Given task :: Pull each line holding "elapsed" out of the entries below.
BEGIN Records for this exercise
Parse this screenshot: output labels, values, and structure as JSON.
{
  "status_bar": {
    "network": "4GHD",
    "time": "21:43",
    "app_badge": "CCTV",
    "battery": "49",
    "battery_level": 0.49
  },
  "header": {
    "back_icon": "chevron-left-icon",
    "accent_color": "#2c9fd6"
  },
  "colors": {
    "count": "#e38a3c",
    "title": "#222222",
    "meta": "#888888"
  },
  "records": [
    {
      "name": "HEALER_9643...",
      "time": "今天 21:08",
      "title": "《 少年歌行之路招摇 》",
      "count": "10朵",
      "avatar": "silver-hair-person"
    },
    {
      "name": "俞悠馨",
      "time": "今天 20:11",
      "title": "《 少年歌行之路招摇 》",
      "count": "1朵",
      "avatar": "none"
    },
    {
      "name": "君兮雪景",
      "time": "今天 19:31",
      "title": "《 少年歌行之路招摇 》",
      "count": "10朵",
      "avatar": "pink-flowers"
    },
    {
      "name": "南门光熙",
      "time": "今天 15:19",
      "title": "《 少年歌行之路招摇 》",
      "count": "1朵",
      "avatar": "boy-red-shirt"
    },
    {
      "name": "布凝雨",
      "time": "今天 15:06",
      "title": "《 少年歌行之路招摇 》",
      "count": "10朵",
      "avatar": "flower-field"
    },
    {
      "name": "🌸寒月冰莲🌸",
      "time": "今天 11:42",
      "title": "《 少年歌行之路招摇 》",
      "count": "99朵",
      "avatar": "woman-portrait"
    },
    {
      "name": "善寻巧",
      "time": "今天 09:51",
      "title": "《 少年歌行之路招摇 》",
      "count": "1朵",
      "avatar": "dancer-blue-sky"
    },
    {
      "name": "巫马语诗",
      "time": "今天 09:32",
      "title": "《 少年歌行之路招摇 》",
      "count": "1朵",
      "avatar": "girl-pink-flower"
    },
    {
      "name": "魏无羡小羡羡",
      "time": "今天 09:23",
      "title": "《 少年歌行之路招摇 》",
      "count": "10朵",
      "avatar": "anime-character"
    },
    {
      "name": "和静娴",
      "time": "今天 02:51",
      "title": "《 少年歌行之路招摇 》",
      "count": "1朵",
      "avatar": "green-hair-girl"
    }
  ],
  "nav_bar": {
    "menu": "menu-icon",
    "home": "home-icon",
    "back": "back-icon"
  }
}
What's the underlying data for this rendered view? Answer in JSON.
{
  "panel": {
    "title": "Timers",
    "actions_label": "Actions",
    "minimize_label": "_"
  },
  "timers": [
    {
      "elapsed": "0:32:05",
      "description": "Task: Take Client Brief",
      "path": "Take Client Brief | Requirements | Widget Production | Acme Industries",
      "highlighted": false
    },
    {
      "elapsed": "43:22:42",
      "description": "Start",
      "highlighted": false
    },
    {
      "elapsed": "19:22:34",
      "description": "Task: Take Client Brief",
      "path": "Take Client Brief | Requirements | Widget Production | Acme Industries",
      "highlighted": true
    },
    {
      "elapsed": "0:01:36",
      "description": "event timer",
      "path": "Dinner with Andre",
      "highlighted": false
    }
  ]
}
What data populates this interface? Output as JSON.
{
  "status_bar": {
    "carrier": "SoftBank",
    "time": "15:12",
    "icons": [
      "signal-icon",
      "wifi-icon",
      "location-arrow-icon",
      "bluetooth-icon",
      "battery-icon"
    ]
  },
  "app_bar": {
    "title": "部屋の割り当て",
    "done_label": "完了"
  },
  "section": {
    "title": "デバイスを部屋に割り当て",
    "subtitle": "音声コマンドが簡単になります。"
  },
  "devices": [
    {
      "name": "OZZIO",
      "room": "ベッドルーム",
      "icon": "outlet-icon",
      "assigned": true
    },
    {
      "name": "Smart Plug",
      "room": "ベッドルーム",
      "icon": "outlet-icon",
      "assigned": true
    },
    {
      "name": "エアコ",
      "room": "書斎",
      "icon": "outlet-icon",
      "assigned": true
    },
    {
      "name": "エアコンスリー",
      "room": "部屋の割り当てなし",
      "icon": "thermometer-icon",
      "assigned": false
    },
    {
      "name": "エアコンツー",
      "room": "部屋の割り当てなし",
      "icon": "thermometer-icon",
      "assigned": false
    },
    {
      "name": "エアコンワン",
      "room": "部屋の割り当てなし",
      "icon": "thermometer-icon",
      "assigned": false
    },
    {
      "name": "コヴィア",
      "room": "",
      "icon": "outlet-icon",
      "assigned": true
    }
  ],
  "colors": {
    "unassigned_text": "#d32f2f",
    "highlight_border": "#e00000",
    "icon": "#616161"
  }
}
END Records for this exercise
Solved exercise ::
      "elapsed": "0:32:05",
      "elapsed": "43:22:42",
      "elapsed": "19:22:34",
      "elapsed": "0:01:36",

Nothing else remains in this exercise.